DIRECTIVE
Copy exactly the stretch of lines from the one holding "Read out every word on this page." through the last line of the data below, inclusive. Leave out pictures.

MATERIAL SUPPLIED
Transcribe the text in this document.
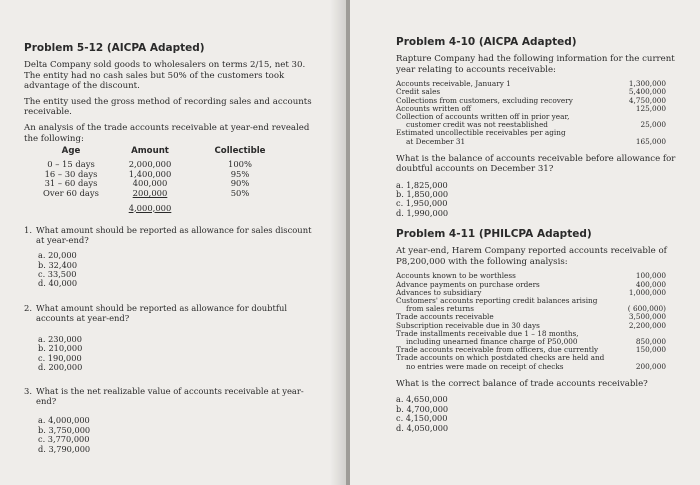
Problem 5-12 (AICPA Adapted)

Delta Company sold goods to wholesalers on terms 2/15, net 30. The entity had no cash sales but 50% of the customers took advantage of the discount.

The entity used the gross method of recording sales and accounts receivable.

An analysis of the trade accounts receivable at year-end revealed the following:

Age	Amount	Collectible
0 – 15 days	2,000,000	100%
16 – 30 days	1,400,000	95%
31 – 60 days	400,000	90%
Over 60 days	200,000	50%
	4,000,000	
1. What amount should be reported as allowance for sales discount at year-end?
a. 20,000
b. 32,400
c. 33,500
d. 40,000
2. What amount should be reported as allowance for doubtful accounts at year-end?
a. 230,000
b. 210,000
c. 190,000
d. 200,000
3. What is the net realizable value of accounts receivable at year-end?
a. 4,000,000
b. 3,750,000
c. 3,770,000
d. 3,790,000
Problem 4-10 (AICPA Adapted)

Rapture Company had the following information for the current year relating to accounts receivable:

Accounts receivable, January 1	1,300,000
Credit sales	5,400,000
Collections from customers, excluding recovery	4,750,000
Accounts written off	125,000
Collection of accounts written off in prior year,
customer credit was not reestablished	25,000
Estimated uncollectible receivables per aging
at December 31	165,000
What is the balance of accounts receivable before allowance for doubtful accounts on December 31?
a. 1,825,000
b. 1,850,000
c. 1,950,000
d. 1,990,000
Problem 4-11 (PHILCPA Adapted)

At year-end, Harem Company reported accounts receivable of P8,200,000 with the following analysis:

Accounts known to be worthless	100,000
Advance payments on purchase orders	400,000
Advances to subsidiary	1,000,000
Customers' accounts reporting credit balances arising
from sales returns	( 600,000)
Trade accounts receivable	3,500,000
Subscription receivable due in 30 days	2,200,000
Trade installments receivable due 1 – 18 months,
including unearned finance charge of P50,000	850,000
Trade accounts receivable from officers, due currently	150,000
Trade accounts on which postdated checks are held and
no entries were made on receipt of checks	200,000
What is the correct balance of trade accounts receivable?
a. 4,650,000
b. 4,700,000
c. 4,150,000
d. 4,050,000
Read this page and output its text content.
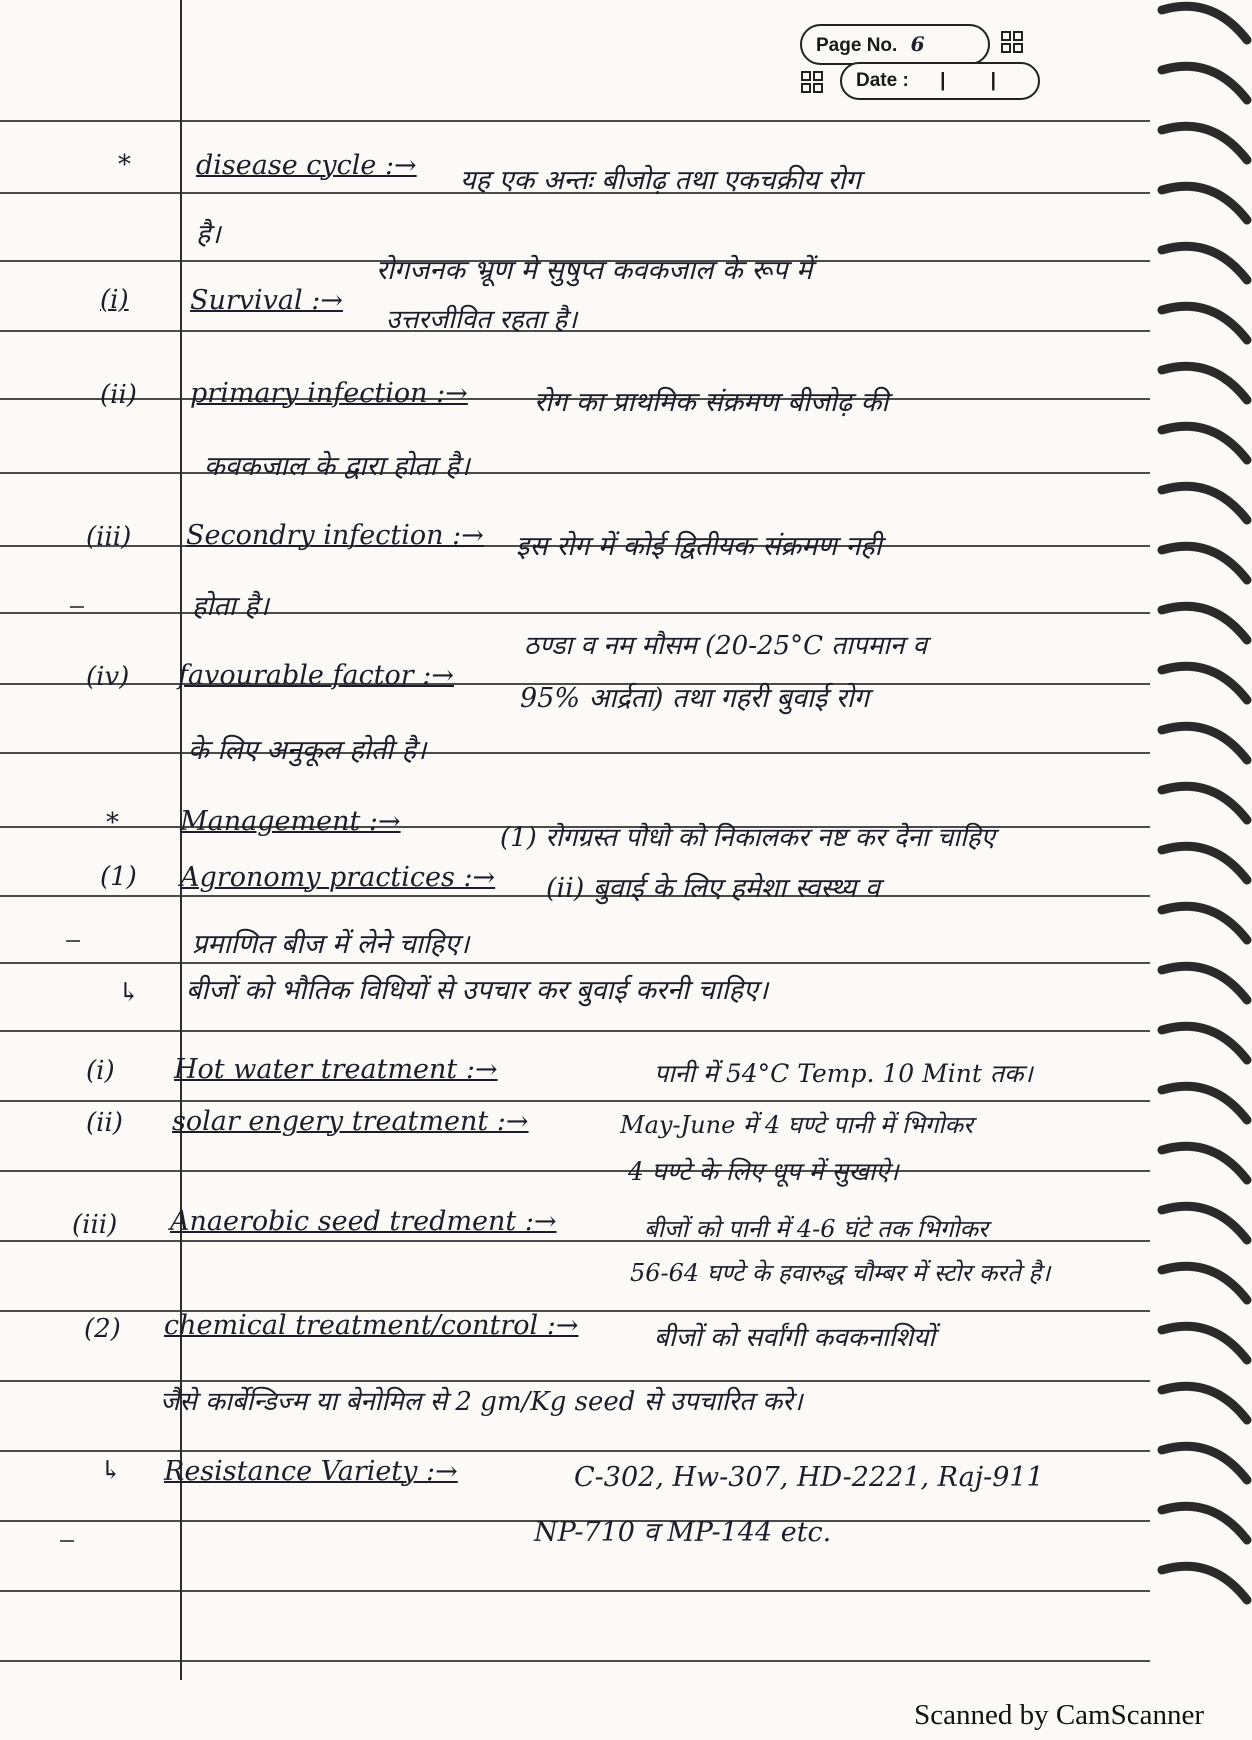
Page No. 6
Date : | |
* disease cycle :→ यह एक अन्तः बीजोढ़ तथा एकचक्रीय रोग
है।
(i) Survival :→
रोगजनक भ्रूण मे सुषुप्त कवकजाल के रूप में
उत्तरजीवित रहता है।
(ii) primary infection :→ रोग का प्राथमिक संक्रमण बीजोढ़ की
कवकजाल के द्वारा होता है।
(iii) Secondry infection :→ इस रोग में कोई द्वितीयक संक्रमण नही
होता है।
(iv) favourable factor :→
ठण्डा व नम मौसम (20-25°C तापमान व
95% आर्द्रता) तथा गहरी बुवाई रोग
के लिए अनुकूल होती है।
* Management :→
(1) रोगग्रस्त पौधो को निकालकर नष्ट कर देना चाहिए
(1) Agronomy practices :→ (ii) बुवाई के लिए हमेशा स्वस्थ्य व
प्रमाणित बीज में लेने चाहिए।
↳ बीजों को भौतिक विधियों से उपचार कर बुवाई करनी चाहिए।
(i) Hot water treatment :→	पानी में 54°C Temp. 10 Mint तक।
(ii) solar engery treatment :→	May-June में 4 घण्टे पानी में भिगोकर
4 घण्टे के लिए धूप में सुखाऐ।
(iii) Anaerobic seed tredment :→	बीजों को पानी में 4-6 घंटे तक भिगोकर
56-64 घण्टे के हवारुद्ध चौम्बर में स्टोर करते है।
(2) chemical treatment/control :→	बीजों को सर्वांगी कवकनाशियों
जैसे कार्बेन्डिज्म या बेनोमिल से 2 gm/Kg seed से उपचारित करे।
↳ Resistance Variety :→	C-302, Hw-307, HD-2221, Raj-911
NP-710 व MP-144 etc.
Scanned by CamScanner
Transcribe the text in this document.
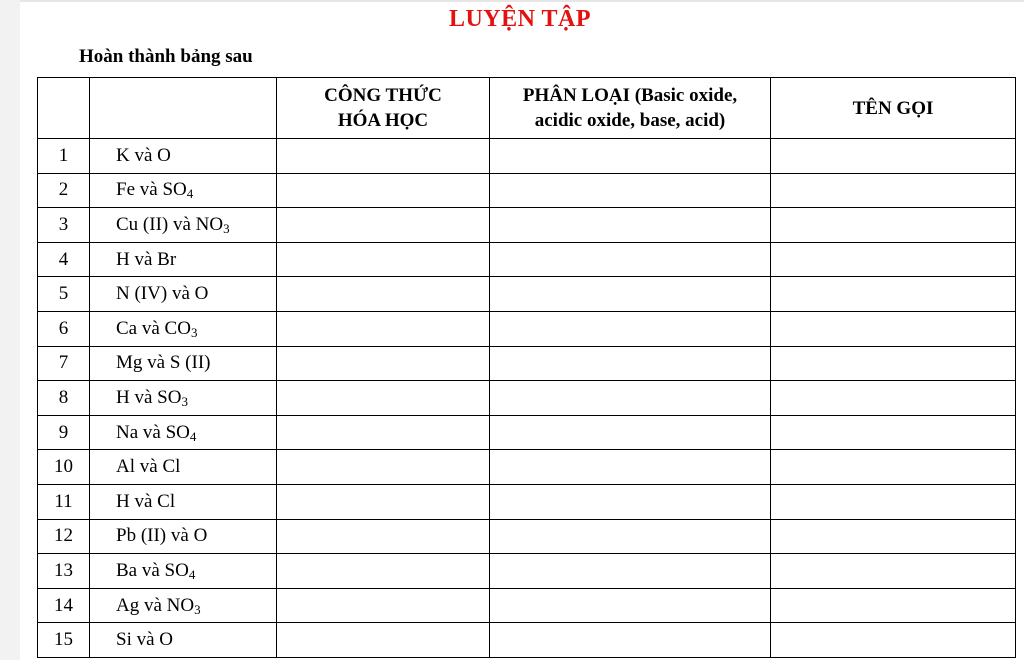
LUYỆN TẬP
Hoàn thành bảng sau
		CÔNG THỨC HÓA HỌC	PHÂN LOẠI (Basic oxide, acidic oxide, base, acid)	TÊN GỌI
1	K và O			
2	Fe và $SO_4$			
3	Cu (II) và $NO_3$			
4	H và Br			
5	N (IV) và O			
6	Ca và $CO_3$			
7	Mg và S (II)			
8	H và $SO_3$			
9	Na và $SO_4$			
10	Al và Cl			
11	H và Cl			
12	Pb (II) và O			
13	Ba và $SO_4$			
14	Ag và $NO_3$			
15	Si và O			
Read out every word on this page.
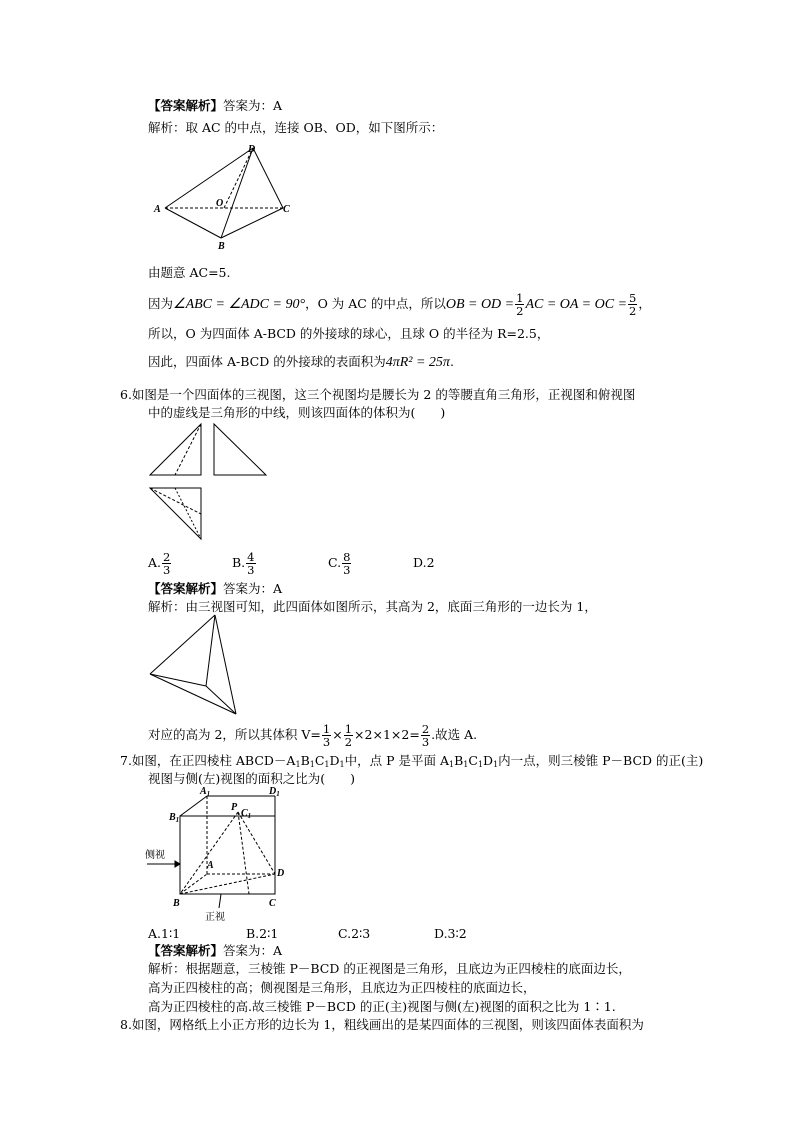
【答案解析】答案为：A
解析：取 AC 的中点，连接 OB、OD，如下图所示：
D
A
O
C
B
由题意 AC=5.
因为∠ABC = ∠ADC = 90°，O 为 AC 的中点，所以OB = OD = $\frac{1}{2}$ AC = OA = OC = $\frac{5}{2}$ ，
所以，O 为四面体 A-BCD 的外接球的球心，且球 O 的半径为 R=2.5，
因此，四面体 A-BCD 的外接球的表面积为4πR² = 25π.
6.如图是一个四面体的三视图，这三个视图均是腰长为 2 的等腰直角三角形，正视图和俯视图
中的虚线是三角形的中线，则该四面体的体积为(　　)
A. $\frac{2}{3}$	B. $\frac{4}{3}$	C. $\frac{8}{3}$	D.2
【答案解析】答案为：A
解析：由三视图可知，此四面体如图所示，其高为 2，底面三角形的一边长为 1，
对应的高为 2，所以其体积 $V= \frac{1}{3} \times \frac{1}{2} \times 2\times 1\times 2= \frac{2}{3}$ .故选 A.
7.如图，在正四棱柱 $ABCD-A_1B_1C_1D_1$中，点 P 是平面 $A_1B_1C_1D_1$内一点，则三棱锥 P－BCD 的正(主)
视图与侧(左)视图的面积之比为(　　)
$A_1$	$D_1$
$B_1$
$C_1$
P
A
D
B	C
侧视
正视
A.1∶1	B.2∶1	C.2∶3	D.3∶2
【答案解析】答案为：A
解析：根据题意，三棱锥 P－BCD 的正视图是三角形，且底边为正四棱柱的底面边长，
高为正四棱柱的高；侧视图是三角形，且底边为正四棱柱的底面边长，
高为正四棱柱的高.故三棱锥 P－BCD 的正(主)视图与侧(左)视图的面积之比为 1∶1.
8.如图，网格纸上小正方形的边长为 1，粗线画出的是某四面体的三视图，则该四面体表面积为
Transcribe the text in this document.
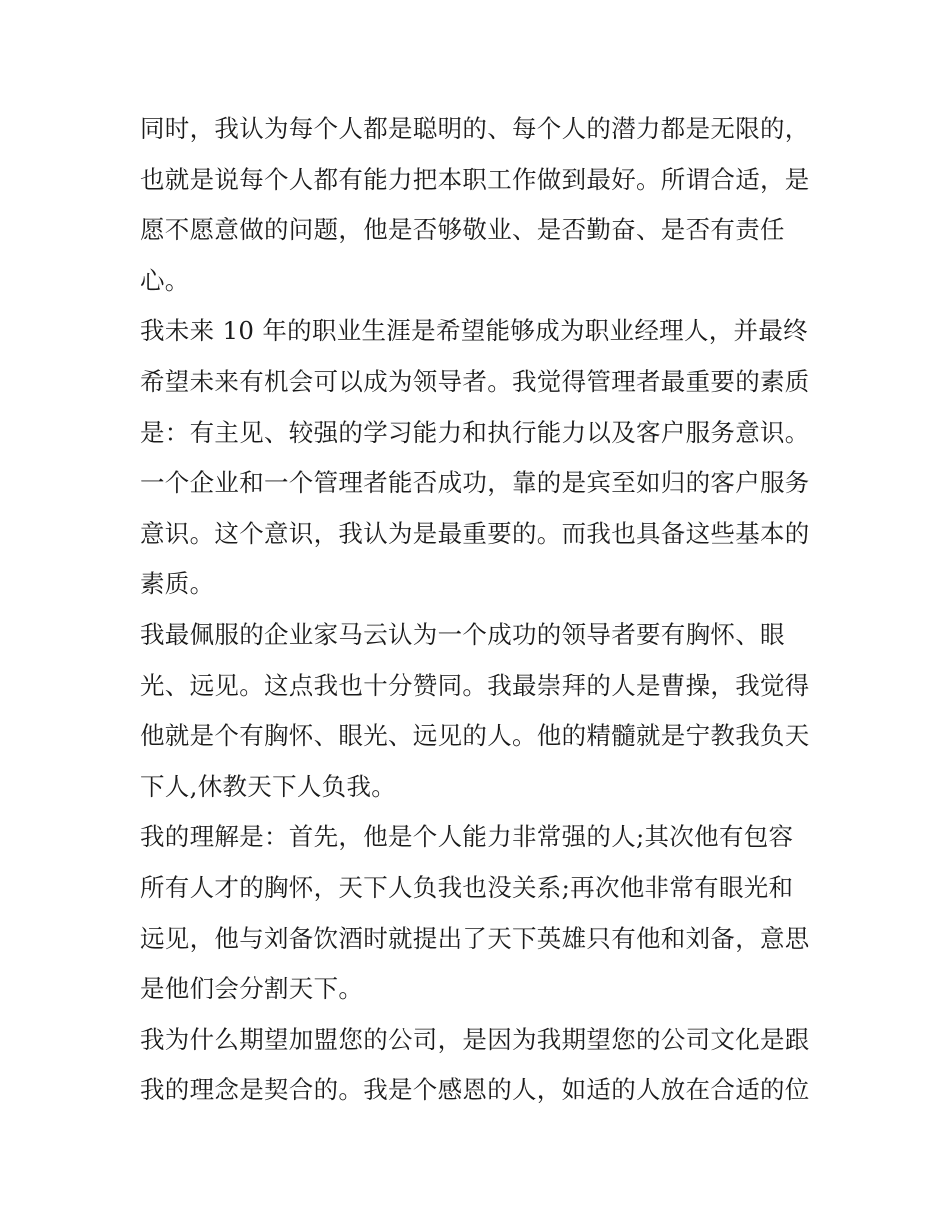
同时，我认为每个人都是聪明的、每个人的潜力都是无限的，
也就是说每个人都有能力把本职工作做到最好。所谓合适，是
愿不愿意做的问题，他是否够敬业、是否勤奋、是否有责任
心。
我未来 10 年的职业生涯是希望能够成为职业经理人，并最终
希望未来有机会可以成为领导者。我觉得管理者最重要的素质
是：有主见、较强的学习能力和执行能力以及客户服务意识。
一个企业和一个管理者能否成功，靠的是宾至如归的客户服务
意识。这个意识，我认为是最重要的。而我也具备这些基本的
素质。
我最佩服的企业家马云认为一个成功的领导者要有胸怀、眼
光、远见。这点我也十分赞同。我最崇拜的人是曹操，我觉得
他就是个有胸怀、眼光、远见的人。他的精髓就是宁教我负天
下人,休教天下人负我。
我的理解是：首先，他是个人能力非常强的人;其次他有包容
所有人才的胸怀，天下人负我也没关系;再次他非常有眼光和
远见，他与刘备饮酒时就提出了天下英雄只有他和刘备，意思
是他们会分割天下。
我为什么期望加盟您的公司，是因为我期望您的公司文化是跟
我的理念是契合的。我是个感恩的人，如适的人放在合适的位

RESPONSE TO THE EXERCISE
Read out every word on this page.
【答案解析】答案为：A
解析：取 AC 的中点，连接 OB、OD，如下图所示：
D
A
O
C
B
由题意 AC=5.
因为∠ABC = ∠ADC = 90°，O 为 AC 的中点，所以OB = OD = $\frac{1}{2}$ AC = OA = OC = $\frac{5}{2}$ ，
所以，O 为四面体 A-BCD 的外接球的球心，且球 O 的半径为 R=2.5，
因此，四面体 A-BCD 的外接球的表面积为4πR² = 25π.
6.如图是一个四面体的三视图，这三个视图均是腰长为 2 的等腰直角三角形，正视图和俯视图
中的虚线是三角形的中线，则该四面体的体积为(　　)
A. $\frac{2}{3}$	B. $\frac{4}{3}$	C. $\frac{8}{3}$	D.2
【答案解析】答案为：A
解析：由三视图可知，此四面体如图所示，其高为 2，底面三角形的一边长为 1，
对应的高为 2，所以其体积 $V= \frac{1}{3} \times \frac{1}{2} \times 2\times 1\times 2= \frac{2}{3}$ .故选 A.
7.如图，在正四棱柱 $ABCD-A_1B_1C_1D_1$中，点 P 是平面 $A_1B_1C_1D_1$内一点，则三棱锥 P－BCD 的正(主)
视图与侧(左)视图的面积之比为(　　)
$A_1$	$D_1$
$B_1$
$C_1$
P
A
D
B	C
侧视
正视
A.1∶1	B.2∶1	C.2∶3	D.3∶2
【答案解析】答案为：A
解析：根据题意，三棱锥 P－BCD 的正视图是三角形，且底边为正四棱柱的底面边长，
高为正四棱柱的高；侧视图是三角形，且底边为正四棱柱的底面边长，
高为正四棱柱的高.故三棱锥 P－BCD 的正(主)视图与侧(左)视图的面积之比为 1∶1.
8.如图，网格纸上小正方形的边长为 1，粗线画出的是某四面体的三视图，则该四面体表面积为
Transcribe the text in this document.
同时，我认为每个人都是聪明的、每个人的潜力都是无限的，
也就是说每个人都有能力把本职工作做到最好。所谓合适，是
愿不愿意做的问题，他是否够敬业、是否勤奋、是否有责任
心。
我未来 10 年的职业生涯是希望能够成为职业经理人，并最终
希望未来有机会可以成为领导者。我觉得管理者最重要的素质
是：有主见、较强的学习能力和执行能力以及客户服务意识。
一个企业和一个管理者能否成功，靠的是宾至如归的客户服务
意识。这个意识，我认为是最重要的。而我也具备这些基本的
素质。
我最佩服的企业家马云认为一个成功的领导者要有胸怀、眼
光、远见。这点我也十分赞同。我最崇拜的人是曹操，我觉得
他就是个有胸怀、眼光、远见的人。他的精髓就是宁教我负天
下人,休教天下人负我。
我的理解是：首先，他是个人能力非常强的人;其次他有包容
所有人才的胸怀，天下人负我也没关系;再次他非常有眼光和
远见，他与刘备饮酒时就提出了天下英雄只有他和刘备，意思
是他们会分割天下。
我为什么期望加盟您的公司，是因为我期望您的公司文化是跟
我的理念是契合的。我是个感恩的人，如适的人放在合适的位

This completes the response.